Set all the material down again unchanged, without the pictures.

━━━━━ Data supplied

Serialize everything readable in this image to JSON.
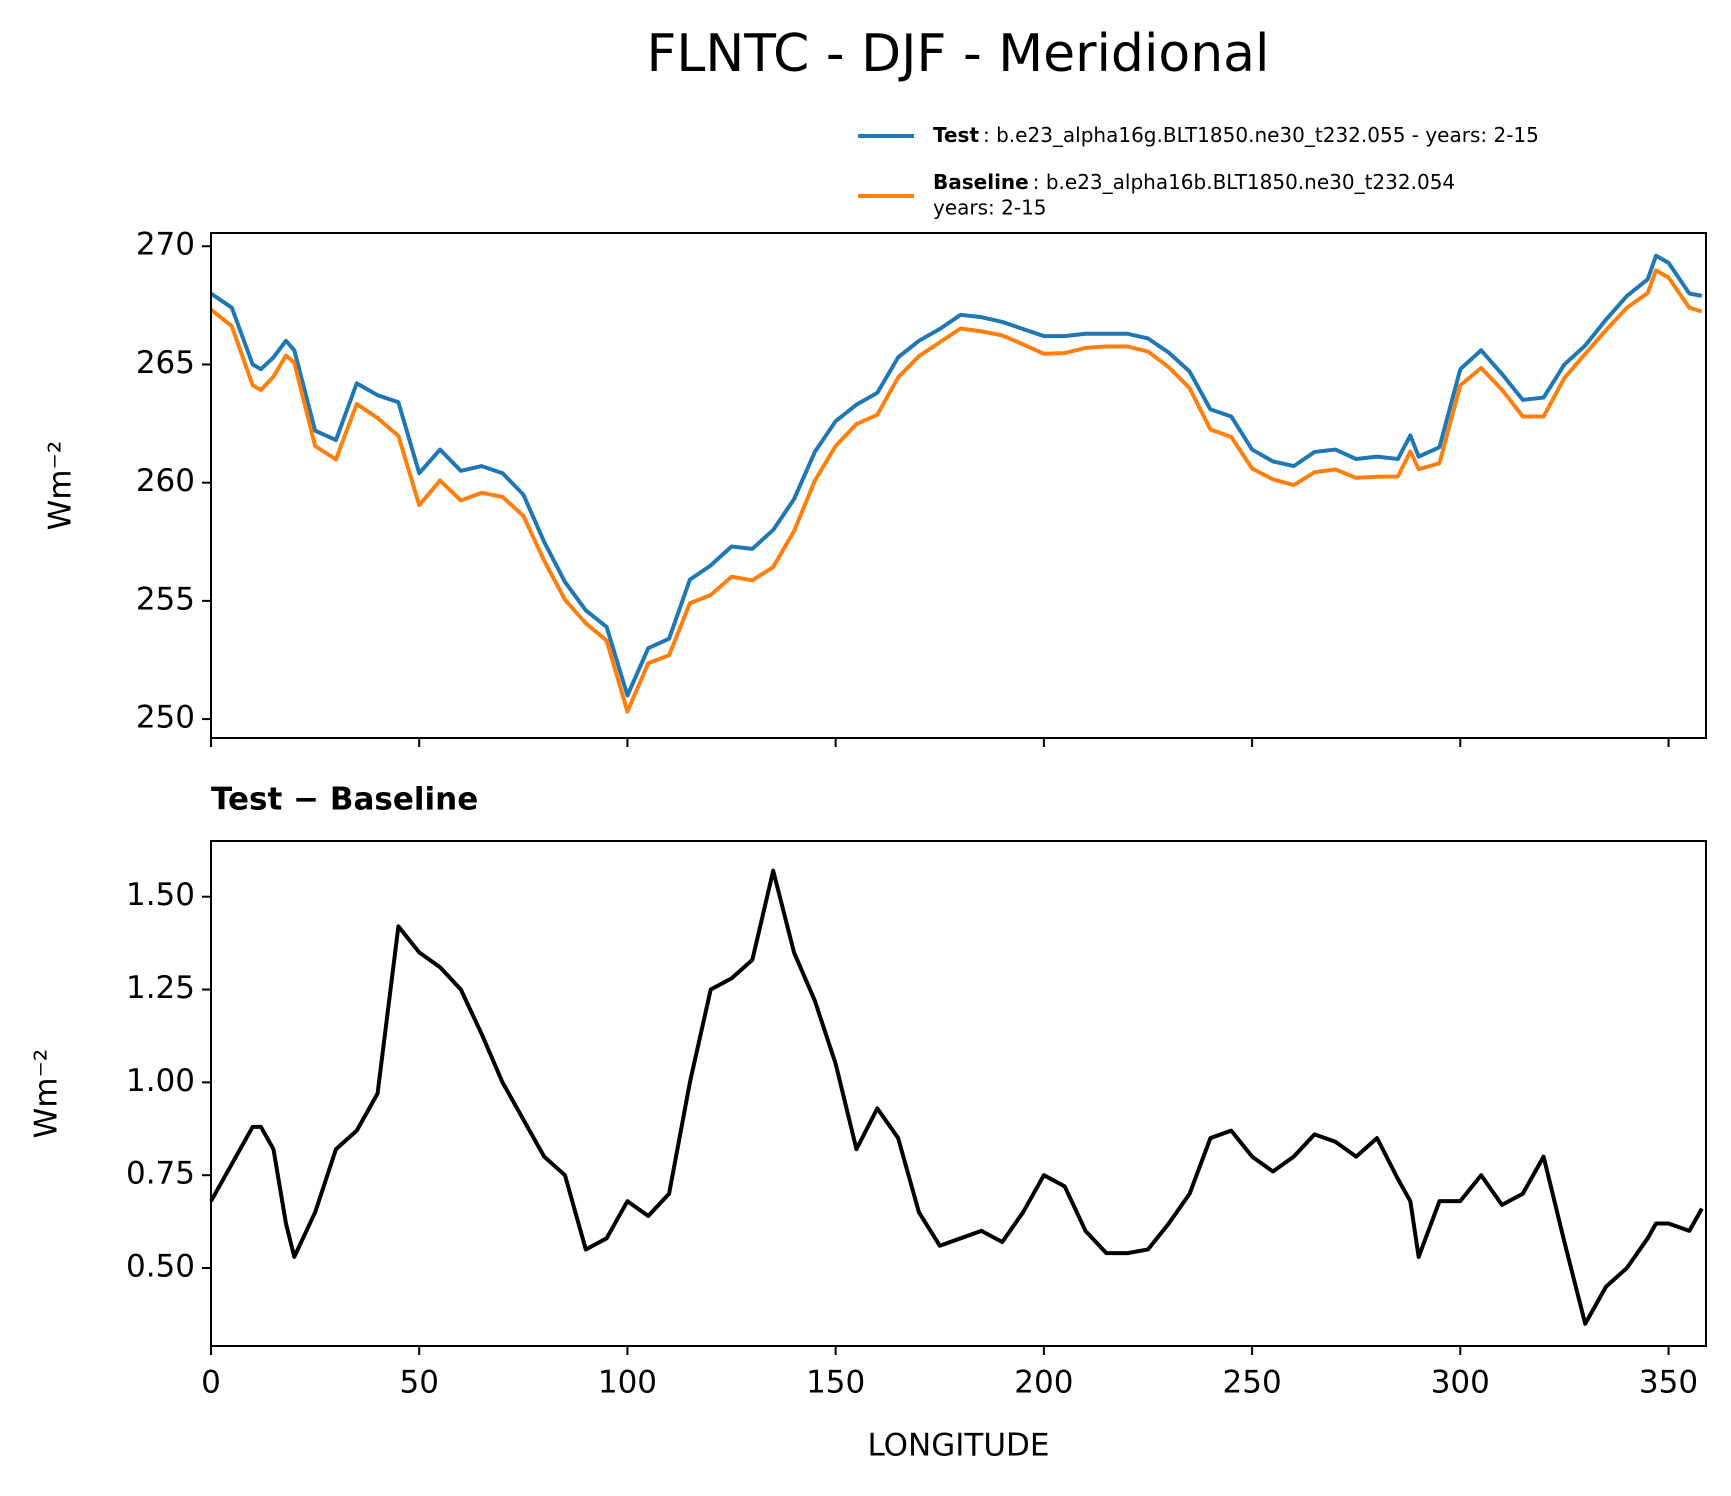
{
  "title": "FLNTC - DJF - Meridional",
  "chart_data": [
    {
      "type": "line",
      "ylabel": "Wm⁻²",
      "x": [
        0,
        5,
        10,
        12,
        15,
        18,
        20,
        25,
        30,
        35,
        40,
        45,
        50,
        55,
        60,
        65,
        70,
        75,
        80,
        85,
        90,
        95,
        100,
        105,
        110,
        115,
        120,
        125,
        130,
        135,
        140,
        145,
        150,
        155,
        160,
        165,
        170,
        175,
        180,
        185,
        190,
        195,
        200,
        205,
        210,
        215,
        220,
        225,
        230,
        235,
        240,
        245,
        250,
        255,
        260,
        265,
        270,
        275,
        280,
        285,
        288,
        290,
        295,
        300,
        305,
        310,
        315,
        320,
        325,
        330,
        335,
        340,
        345,
        347,
        350,
        355,
        358
      ],
      "series": [
        {
          "name": "Test",
          "description": [
            ": b.e23_alpha16g.BLT1850.ne30_t232.055 - years: 2-15"
          ],
          "color": "#1f77b4",
          "values": [
            268.0,
            267.4,
            265.0,
            264.8,
            265.3,
            266.0,
            265.6,
            262.2,
            261.8,
            264.2,
            263.7,
            263.4,
            260.4,
            261.4,
            260.5,
            260.7,
            260.4,
            259.5,
            257.5,
            255.8,
            254.6,
            253.9,
            251.0,
            253.0,
            253.4,
            255.9,
            256.5,
            257.3,
            257.2,
            258.0,
            259.3,
            261.3,
            262.6,
            263.3,
            263.8,
            265.3,
            266.0,
            266.5,
            267.1,
            267.0,
            266.8,
            266.5,
            266.2,
            266.2,
            266.3,
            266.3,
            266.3,
            266.1,
            265.5,
            264.7,
            263.1,
            262.8,
            261.4,
            260.9,
            260.7,
            261.3,
            261.4,
            261.0,
            261.1,
            261.0,
            262.0,
            261.1,
            261.5,
            264.8,
            265.6,
            264.6,
            263.5,
            263.6,
            265.0,
            265.8,
            266.9,
            267.9,
            268.6,
            269.6,
            269.3,
            268.0,
            267.9
          ]
        },
        {
          "name": "Baseline",
          "description": [
            ": b.e23_alpha16b.BLT1850.ne30_t232.054",
            "years: 2-15"
          ],
          "color": "#ff7f0e",
          "values": [
            267.32,
            266.62,
            264.12,
            263.92,
            264.48,
            265.38,
            265.07,
            261.55,
            260.98,
            263.33,
            262.73,
            261.98,
            259.05,
            260.09,
            259.25,
            259.57,
            259.4,
            258.6,
            256.7,
            255.05,
            254.05,
            253.32,
            250.32,
            252.36,
            252.7,
            254.9,
            255.25,
            256.02,
            255.87,
            256.43,
            257.95,
            260.08,
            261.55,
            262.48,
            262.87,
            264.45,
            265.35,
            265.94,
            266.52,
            266.4,
            266.23,
            265.85,
            265.45,
            265.48,
            265.7,
            265.76,
            265.76,
            265.55,
            264.88,
            264.0,
            262.25,
            261.93,
            260.6,
            260.14,
            259.9,
            260.44,
            260.56,
            260.2,
            260.25,
            260.26,
            261.32,
            260.57,
            260.82,
            264.12,
            264.85,
            263.93,
            262.8,
            262.8,
            264.43,
            265.45,
            266.45,
            267.4,
            268.02,
            268.98,
            268.68,
            267.4,
            267.24
          ]
        }
      ],
      "xlim": [
        0,
        359
      ],
      "ylim": [
        249.2,
        270.56
      ],
      "yticks": [
        250,
        255,
        260,
        265,
        270
      ]
    },
    {
      "type": "line",
      "title": "Test − Baseline",
      "ylabel": "Wm⁻²",
      "xlabel": "LONGITUDE",
      "x": [
        0,
        5,
        10,
        12,
        15,
        18,
        20,
        25,
        30,
        35,
        40,
        45,
        50,
        55,
        60,
        65,
        70,
        75,
        80,
        85,
        90,
        95,
        100,
        105,
        110,
        115,
        120,
        125,
        130,
        135,
        140,
        145,
        150,
        155,
        160,
        165,
        170,
        175,
        180,
        185,
        190,
        195,
        200,
        205,
        210,
        215,
        220,
        225,
        230,
        235,
        240,
        245,
        250,
        255,
        260,
        265,
        270,
        275,
        280,
        285,
        288,
        290,
        295,
        300,
        305,
        310,
        315,
        320,
        325,
        330,
        335,
        340,
        345,
        347,
        350,
        355,
        358
      ],
      "series": [
        {
          "color": "#000000",
          "values": [
            0.68,
            0.78,
            0.88,
            0.88,
            0.82,
            0.62,
            0.53,
            0.65,
            0.82,
            0.87,
            0.97,
            1.42,
            1.35,
            1.31,
            1.25,
            1.13,
            1.0,
            0.9,
            0.8,
            0.75,
            0.55,
            0.58,
            0.68,
            0.64,
            0.7,
            1.0,
            1.25,
            1.28,
            1.33,
            1.57,
            1.35,
            1.22,
            1.05,
            0.82,
            0.93,
            0.85,
            0.65,
            0.56,
            0.58,
            0.6,
            0.57,
            0.65,
            0.75,
            0.72,
            0.6,
            0.54,
            0.54,
            0.55,
            0.62,
            0.7,
            0.85,
            0.87,
            0.8,
            0.76,
            0.8,
            0.86,
            0.84,
            0.8,
            0.85,
            0.74,
            0.68,
            0.53,
            0.68,
            0.68,
            0.75,
            0.67,
            0.7,
            0.8,
            0.57,
            0.35,
            0.45,
            0.5,
            0.58,
            0.62,
            0.62,
            0.6,
            0.66
          ]
        }
      ],
      "xlim": [
        0,
        359
      ],
      "ylim": [
        0.29,
        1.65
      ],
      "xticks": [
        0,
        50,
        100,
        150,
        200,
        250,
        300,
        350
      ],
      "yticks": [
        {
          "value": 0.5,
          "label": "0.50"
        },
        {
          "value": 0.75,
          "label": "0.75"
        },
        {
          "value": 1.0,
          "label": "1.00"
        },
        {
          "value": 1.25,
          "label": "1.25"
        },
        {
          "value": 1.5,
          "label": "1.50"
        }
      ]
    }
  ]
}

━━━━━━━━━━

◆ Correct result:
Serialize everything readable in this image to JSON.
{
  "title": "FLNTC - DJF - Meridional",
  "chart_data": [
    {
      "type": "line",
      "ylabel": "Wm⁻²",
      "x": [
        0,
        5,
        10,
        12,
        15,
        18,
        20,
        25,
        30,
        35,
        40,
        45,
        50,
        55,
        60,
        65,
        70,
        75,
        80,
        85,
        90,
        95,
        100,
        105,
        110,
        115,
        120,
        125,
        130,
        135,
        140,
        145,
        150,
        155,
        160,
        165,
        170,
        175,
        180,
        185,
        190,
        195,
        200,
        205,
        210,
        215,
        220,
        225,
        230,
        235,
        240,
        245,
        250,
        255,
        260,
        265,
        270,
        275,
        280,
        285,
        288,
        290,
        295,
        300,
        305,
        310,
        315,
        320,
        325,
        330,
        335,
        340,
        345,
        347,
        350,
        355,
        358
      ],
      "series": [
        {
          "name": "Test",
          "description": [
            ": b.e23_alpha16g.BLT1850.ne30_t232.055 - years: 2-15"
          ],
          "color": "#1f77b4",
          "values": [
            268.0,
            267.4,
            265.0,
            264.8,
            265.3,
            266.0,
            265.6,
            262.2,
            261.8,
            264.2,
            263.7,
            263.4,
            260.4,
            261.4,
            260.5,
            260.7,
            260.4,
            259.5,
            257.5,
            255.8,
            254.6,
            253.9,
            251.0,
            253.0,
            253.4,
            255.9,
            256.5,
            257.3,
            257.2,
            258.0,
            259.3,
            261.3,
            262.6,
            263.3,
            263.8,
            265.3,
            266.0,
            266.5,
            267.1,
            267.0,
            266.8,
            266.5,
            266.2,
            266.2,
            266.3,
            266.3,
            266.3,
            266.1,
            265.5,
            264.7,
            263.1,
            262.8,
            261.4,
            260.9,
            260.7,
            261.3,
            261.4,
            261.0,
            261.1,
            261.0,
            262.0,
            261.1,
            261.5,
            264.8,
            265.6,
            264.6,
            263.5,
            263.6,
            265.0,
            265.8,
            266.9,
            267.9,
            268.6,
            269.6,
            269.3,
            268.0,
            267.9
          ]
        },
        {
          "name": "Baseline",
          "description": [
            ": b.e23_alpha16b.BLT1850.ne30_t232.054",
            "years: 2-15"
          ],
          "color": "#ff7f0e",
          "values": [
            267.32,
            266.62,
            264.12,
            263.92,
            264.48,
            265.38,
            265.07,
            261.55,
            260.98,
            263.33,
            262.73,
            261.98,
            259.05,
            260.09,
            259.25,
            259.57,
            259.4,
            258.6,
            256.7,
            255.05,
            254.05,
            253.32,
            250.32,
            252.36,
            252.7,
            254.9,
            255.25,
            256.02,
            255.87,
            256.43,
            257.95,
            260.08,
            261.55,
            262.48,
            262.87,
            264.45,
            265.35,
            265.94,
            266.52,
            266.4,
            266.23,
            265.85,
            265.45,
            265.48,
            265.7,
            265.76,
            265.76,
            265.55,
            264.88,
            264.0,
            262.25,
            261.93,
            260.6,
            260.14,
            259.9,
            260.44,
            260.56,
            260.2,
            260.25,
            260.26,
            261.32,
            260.57,
            260.82,
            264.12,
            264.85,
            263.93,
            262.8,
            262.8,
            264.43,
            265.45,
            266.45,
            267.4,
            268.02,
            268.98,
            268.68,
            267.4,
            267.24
          ]
        }
      ],
      "xlim": [
        0,
        359
      ],
      "ylim": [
        249.2,
        270.56
      ],
      "yticks": [
        250,
        255,
        260,
        265,
        270
      ]
    },
    {
      "type": "line",
      "title": "Test − Baseline",
      "ylabel": "Wm⁻²",
      "xlabel": "LONGITUDE",
      "x": [
        0,
        5,
        10,
        12,
        15,
        18,
        20,
        25,
        30,
        35,
        40,
        45,
        50,
        55,
        60,
        65,
        70,
        75,
        80,
        85,
        90,
        95,
        100,
        105,
        110,
        115,
        120,
        125,
        130,
        135,
        140,
        145,
        150,
        155,
        160,
        165,
        170,
        175,
        180,
        185,
        190,
        195,
        200,
        205,
        210,
        215,
        220,
        225,
        230,
        235,
        240,
        245,
        250,
        255,
        260,
        265,
        270,
        275,
        280,
        285,
        288,
        290,
        295,
        300,
        305,
        310,
        315,
        320,
        325,
        330,
        335,
        340,
        345,
        347,
        350,
        355,
        358
      ],
      "series": [
        {
          "color": "#000000",
          "values": [
            0.68,
            0.78,
            0.88,
            0.88,
            0.82,
            0.62,
            0.53,
            0.65,
            0.82,
            0.87,
            0.97,
            1.42,
            1.35,
            1.31,
            1.25,
            1.13,
            1.0,
            0.9,
            0.8,
            0.75,
            0.55,
            0.58,
            0.68,
            0.64,
            0.7,
            1.0,
            1.25,
            1.28,
            1.33,
            1.57,
            1.35,
            1.22,
            1.05,
            0.82,
            0.93,
            0.85,
            0.65,
            0.56,
            0.58,
            0.6,
            0.57,
            0.65,
            0.75,
            0.72,
            0.6,
            0.54,
            0.54,
            0.55,
            0.62,
            0.7,
            0.85,
            0.87,
            0.8,
            0.76,
            0.8,
            0.86,
            0.84,
            0.8,
            0.85,
            0.74,
            0.68,
            0.53,
            0.68,
            0.68,
            0.75,
            0.67,
            0.7,
            0.8,
            0.57,
            0.35,
            0.45,
            0.5,
            0.58,
            0.62,
            0.62,
            0.6,
            0.66
          ]
        }
      ],
      "xlim": [
        0,
        359
      ],
      "ylim": [
        0.29,
        1.65
      ],
      "xticks": [
        0,
        50,
        100,
        150,
        200,
        250,
        300,
        350
      ],
      "yticks": [
        {
          "value": 0.5,
          "label": "0.50"
        },
        {
          "value": 0.75,
          "label": "0.75"
        },
        {
          "value": 1.0,
          "label": "1.00"
        },
        {
          "value": 1.25,
          "label": "1.25"
        },
        {
          "value": 1.5,
          "label": "1.50"
        }
      ]
    }
  ]
}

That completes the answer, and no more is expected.